- Objective: In the material below, find how many lines contain the string "assessments". Write only that number.

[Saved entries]
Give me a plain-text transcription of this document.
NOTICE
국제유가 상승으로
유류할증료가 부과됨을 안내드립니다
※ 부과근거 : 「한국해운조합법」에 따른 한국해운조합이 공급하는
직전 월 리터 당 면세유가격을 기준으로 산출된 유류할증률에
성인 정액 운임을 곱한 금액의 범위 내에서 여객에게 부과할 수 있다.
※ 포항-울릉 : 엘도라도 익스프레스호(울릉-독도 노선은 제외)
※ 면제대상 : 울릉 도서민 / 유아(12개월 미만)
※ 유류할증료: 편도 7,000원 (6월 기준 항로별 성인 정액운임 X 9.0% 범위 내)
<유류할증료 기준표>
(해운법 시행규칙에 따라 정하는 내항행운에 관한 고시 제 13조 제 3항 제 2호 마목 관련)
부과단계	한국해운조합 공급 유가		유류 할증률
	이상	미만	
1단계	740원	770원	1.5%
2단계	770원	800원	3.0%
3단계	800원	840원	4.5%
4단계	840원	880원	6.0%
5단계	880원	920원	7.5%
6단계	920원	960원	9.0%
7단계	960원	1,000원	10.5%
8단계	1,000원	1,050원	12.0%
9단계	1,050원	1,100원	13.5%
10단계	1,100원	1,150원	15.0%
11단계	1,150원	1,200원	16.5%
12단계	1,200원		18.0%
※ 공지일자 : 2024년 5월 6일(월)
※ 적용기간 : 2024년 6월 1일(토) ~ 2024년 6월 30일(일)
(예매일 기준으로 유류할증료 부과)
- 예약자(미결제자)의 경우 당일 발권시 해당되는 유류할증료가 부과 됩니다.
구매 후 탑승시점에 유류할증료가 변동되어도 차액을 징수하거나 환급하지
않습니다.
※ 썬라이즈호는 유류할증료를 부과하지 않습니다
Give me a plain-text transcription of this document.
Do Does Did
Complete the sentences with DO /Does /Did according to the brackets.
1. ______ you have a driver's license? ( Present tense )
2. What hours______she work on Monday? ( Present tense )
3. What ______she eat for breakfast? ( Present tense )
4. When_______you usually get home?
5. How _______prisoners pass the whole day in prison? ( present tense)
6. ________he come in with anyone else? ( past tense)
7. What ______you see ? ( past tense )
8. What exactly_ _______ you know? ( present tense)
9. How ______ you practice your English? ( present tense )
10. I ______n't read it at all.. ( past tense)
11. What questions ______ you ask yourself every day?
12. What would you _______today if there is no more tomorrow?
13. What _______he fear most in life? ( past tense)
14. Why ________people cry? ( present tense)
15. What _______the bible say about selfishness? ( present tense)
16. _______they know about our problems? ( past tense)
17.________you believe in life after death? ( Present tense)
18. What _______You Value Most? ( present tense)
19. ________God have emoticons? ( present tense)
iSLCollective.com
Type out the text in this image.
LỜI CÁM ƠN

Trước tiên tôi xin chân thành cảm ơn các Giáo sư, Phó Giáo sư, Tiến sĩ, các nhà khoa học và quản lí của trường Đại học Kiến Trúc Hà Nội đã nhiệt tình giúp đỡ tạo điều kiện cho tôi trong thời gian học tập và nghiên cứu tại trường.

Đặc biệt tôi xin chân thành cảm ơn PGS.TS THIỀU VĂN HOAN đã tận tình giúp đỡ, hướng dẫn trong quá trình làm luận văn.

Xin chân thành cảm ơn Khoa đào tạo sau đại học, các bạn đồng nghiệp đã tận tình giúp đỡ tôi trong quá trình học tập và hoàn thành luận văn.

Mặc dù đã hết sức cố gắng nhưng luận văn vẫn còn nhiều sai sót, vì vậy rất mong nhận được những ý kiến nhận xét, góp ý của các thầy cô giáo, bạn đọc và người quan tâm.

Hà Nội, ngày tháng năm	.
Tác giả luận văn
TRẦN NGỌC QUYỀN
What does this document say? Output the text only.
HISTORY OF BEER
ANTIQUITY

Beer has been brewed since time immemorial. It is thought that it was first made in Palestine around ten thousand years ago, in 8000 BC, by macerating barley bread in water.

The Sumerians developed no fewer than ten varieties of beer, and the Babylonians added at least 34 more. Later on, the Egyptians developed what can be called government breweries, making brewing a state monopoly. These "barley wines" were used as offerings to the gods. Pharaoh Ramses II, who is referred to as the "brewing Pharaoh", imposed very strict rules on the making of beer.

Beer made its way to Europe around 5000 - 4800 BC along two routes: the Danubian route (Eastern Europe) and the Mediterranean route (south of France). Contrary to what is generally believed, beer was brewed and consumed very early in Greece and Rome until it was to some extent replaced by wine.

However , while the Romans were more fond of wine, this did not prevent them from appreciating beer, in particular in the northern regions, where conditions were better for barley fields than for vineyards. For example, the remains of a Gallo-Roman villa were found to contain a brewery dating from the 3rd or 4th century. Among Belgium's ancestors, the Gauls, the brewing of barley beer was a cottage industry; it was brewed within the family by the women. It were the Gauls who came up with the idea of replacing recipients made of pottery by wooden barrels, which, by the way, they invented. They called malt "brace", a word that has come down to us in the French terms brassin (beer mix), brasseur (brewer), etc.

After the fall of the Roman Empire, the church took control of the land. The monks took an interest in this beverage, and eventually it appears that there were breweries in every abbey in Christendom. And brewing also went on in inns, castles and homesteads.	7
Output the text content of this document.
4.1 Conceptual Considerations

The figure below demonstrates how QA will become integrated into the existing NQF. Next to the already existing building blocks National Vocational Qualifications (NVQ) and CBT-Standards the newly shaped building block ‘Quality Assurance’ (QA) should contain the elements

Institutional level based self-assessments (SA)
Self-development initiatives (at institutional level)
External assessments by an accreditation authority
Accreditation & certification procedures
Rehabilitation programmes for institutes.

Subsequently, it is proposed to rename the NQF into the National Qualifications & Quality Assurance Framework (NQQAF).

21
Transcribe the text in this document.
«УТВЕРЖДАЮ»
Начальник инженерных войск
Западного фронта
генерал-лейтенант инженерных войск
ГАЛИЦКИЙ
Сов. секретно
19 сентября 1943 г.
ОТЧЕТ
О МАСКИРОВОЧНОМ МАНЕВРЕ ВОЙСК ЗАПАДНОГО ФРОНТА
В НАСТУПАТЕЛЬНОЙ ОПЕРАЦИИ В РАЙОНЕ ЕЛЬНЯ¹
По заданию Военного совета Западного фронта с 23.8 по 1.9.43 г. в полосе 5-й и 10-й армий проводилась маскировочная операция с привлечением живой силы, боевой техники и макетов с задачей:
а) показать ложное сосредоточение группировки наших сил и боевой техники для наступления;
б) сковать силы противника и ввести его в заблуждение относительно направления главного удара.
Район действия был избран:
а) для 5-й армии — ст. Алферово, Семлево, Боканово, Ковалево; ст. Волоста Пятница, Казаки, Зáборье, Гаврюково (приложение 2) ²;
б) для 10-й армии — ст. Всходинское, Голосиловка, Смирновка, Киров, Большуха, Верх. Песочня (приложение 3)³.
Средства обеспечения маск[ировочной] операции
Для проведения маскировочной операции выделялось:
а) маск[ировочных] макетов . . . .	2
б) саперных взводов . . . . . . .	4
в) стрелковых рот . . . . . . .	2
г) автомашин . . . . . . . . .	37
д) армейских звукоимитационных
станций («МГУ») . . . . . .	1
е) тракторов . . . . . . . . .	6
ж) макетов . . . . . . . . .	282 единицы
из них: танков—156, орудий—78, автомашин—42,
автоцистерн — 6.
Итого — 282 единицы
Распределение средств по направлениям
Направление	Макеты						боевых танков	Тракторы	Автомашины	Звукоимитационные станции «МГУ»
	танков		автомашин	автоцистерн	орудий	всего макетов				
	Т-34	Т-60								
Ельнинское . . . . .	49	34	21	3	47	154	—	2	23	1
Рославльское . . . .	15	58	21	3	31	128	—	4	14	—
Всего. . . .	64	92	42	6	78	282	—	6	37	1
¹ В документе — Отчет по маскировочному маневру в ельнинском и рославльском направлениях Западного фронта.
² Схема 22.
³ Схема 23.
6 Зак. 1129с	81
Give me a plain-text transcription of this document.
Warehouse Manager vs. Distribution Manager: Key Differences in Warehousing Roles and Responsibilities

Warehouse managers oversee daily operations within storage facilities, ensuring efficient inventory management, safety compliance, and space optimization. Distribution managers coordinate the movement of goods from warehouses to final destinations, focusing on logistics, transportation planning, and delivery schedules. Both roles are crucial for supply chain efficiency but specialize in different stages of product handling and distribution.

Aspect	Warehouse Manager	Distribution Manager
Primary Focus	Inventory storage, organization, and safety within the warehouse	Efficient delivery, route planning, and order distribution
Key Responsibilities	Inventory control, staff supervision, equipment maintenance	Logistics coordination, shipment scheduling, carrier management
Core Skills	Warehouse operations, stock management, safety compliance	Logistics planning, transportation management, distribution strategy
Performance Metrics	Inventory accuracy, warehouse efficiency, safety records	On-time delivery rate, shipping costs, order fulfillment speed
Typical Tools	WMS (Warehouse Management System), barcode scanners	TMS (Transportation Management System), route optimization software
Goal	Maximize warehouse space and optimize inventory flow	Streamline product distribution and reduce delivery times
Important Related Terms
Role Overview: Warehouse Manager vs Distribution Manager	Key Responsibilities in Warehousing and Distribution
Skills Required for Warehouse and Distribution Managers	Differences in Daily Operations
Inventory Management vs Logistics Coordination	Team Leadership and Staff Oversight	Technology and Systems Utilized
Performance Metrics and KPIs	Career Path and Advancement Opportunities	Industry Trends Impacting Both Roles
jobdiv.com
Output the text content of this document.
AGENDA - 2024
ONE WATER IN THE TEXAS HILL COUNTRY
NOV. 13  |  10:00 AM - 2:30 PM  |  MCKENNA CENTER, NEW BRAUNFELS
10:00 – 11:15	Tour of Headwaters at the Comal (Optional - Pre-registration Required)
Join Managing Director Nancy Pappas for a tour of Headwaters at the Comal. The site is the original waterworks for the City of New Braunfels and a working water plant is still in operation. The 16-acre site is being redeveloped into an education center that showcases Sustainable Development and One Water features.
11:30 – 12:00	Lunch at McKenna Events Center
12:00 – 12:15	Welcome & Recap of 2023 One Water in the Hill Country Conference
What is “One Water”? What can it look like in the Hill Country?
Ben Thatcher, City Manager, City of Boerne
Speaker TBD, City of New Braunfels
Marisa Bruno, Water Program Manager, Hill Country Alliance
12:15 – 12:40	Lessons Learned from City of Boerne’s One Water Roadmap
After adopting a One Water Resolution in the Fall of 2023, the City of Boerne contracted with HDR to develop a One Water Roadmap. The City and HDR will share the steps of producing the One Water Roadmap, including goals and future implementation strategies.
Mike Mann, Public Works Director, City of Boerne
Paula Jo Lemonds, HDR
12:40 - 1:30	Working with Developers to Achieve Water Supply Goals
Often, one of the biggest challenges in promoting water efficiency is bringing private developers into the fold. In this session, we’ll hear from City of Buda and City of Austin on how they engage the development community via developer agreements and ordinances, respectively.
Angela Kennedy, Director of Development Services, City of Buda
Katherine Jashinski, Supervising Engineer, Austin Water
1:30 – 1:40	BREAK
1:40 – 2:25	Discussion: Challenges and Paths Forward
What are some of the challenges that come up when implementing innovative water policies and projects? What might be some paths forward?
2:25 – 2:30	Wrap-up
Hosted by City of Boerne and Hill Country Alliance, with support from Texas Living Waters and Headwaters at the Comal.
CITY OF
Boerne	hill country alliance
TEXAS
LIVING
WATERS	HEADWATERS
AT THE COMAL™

- Result of this task: 2